EXERCISE REQUIREMENTS:
Filter the data for lines with the word "money" and copy those lines.

[Document structure recognition data]
⟨

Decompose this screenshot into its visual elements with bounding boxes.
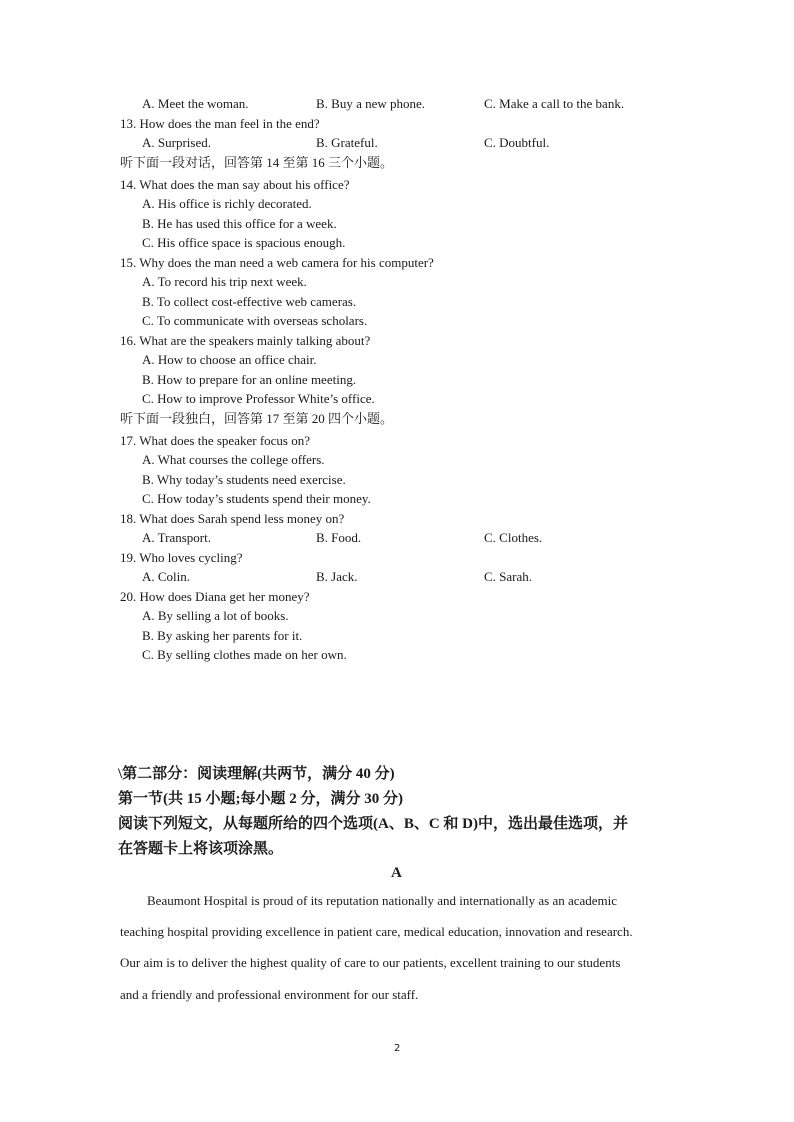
page-number: 2: [394, 1043, 401, 1054]
instruction-14-16: 听下面一段对话，回答第 14 至第 16 三个小题。: [120, 155, 394, 170]
q15-stem: 15. Why does the man need a web camera for his computer?: [120, 255, 434, 270]
q17-option-b: B. Why today’s students need exercise.: [142, 472, 346, 487]
q14-option-a: A. His office is richly decorated.: [142, 196, 312, 211]
part2-instruction-line2: 在答题卡上将该项涂黑。: [118, 841, 284, 857]
q19-option-a: A. Colin.: [142, 569, 191, 584]
q17-option-c: C. How today’s students spend their money.: [142, 491, 371, 506]
q19-stem: 19. Who loves cycling?: [120, 550, 243, 565]
q18-option-b: B. Food.: [316, 530, 362, 545]
q13-option-c: C. Doubtful.: [484, 135, 550, 150]
q19-option-c: C. Sarah.: [484, 569, 533, 584]
passage-line-1: Beaumont Hospital is proud of its reputation nationally and internationally as an academic: [147, 893, 618, 908]
passage-line-4: and a friendly and professional environment for our staff.: [120, 987, 419, 1002]
q13-stem: 13. How does the man feel in the end?: [120, 116, 320, 131]
q15-option-c: C. To communicate with overseas scholars.: [142, 313, 368, 328]
q14-stem: 14. What does the man say about his office?: [120, 177, 350, 192]
q18-option-a: A. Transport.: [142, 530, 211, 545]
q17-option-a: A. What courses the college offers.: [142, 452, 325, 467]
q19-option-b: B. Jack.: [316, 569, 358, 584]
q14-option-c: C. His office space is spacious enough.: [142, 235, 346, 250]
q15-option-a: A. To record his trip next week.: [142, 274, 307, 289]
part2-instruction-line1: 阅读下列短文，从每题所给的四个选项(A、B、C 和 D)中，选出最佳选项，并: [118, 816, 628, 832]
q12-option-a: A. Meet the woman.: [142, 96, 249, 111]
q16-stem: 16. What are the speakers mainly talking about?: [120, 333, 371, 348]
q16-option-b: B. How to prepare for an online meeting.: [142, 372, 357, 387]
passage-line-3: Our aim is to deliver the highest quality of care to our patients, excellent training to our students: [120, 955, 621, 970]
q12-option-c: C. Make a call to the bank.: [484, 96, 625, 111]
section1-heading: 第一节(共 15 小题;每小题 2 分，满分 30 分): [118, 791, 403, 807]
passage-line-2: teaching hospital providing excellence in patient care, medical education, innovation and research.: [120, 924, 633, 939]
q14-option-b: B. He has used this office for a week.: [142, 216, 337, 231]
q15-option-b: B. To collect cost-effective web cameras.: [142, 294, 357, 309]
q13-option-a: A. Surprised.: [142, 135, 211, 150]
q17-stem: 17. What does the speaker focus on?: [120, 433, 311, 448]
q18-stem: 18. What does Sarah spend less money on?: [120, 511, 345, 526]
q16-option-c: C. How to improve Professor White’s office.: [142, 391, 375, 406]
q16-option-a: A. How to choose an office chair.: [142, 352, 317, 367]
q20-option-b: B. By asking her parents for it.: [142, 628, 303, 643]
q20-stem: 20. How does Diana get her money?: [120, 589, 310, 604]
q20-option-a: A. By selling a lot of books.: [142, 608, 289, 623]
q12-option-b: B. Buy a new phone.: [316, 96, 426, 111]
q13-option-b: B. Grateful.: [316, 135, 378, 150]
passage-label: A: [391, 865, 402, 881]
part2-heading: \第二部分：阅读理解(共两节，满分 40 分): [118, 766, 395, 782]
q20-option-c: C. By selling clothes made on her own.: [142, 647, 347, 662]
instruction-17-20: 听下面一段独白，回答第 17 至第 20 四个小题。: [120, 411, 394, 426]
q18-option-c: C. Clothes.: [484, 530, 543, 545]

⟩

RESULT OF THIS EXERCISE:
q17-option-c: C. How today’s students spend their money.: [142, 491, 371, 506]
q18-stem: 18. What does Sarah spend less money on?: [120, 511, 345, 526]
q20-stem: 20. How does Diana get her money?: [120, 589, 310, 604]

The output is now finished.